Problem to work on: Output all lines exactly, with nothing added or dropped.

A run of records:
·····

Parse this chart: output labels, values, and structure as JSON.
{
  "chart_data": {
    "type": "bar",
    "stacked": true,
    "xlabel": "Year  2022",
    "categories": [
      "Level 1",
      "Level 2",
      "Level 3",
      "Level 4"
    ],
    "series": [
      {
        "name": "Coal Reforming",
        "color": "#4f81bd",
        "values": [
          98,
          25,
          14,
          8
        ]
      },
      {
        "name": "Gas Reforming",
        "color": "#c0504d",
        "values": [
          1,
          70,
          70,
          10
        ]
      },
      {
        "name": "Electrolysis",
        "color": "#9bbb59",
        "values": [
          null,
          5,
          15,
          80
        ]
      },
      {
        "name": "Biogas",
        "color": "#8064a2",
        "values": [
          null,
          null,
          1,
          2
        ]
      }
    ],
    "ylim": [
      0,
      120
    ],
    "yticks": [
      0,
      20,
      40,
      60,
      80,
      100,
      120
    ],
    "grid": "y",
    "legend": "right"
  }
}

·····

Complete output:
Parse this chart: output labels, values, and structure as JSON.
{
  "chart_data": {
    "type": "bar",
    "stacked": true,
    "xlabel": "Year  2022",
    "categories": [
      "Level 1",
      "Level 2",
      "Level 3",
      "Level 4"
    ],
    "series": [
      {
        "name": "Coal Reforming",
        "color": "#4f81bd",
        "values": [
          98,
          25,
          14,
          8
        ]
      },
      {
        "name": "Gas Reforming",
        "color": "#c0504d",
        "values": [
          1,
          70,
          70,
          10
        ]
      },
      {
        "name": "Electrolysis",
        "color": "#9bbb59",
        "values": [
          null,
          5,
          15,
          80
        ]
      },
      {
        "name": "Biogas",
        "color": "#8064a2",
        "values": [
          null,
          null,
          1,
          2
        ]
      }
    ],
    "ylim": [
      0,
      120
    ],
    "yticks": [
      0,
      20,
      40,
      60,
      80,
      100,
      120
    ],
    "grid": "y",
    "legend": "right"
  }
}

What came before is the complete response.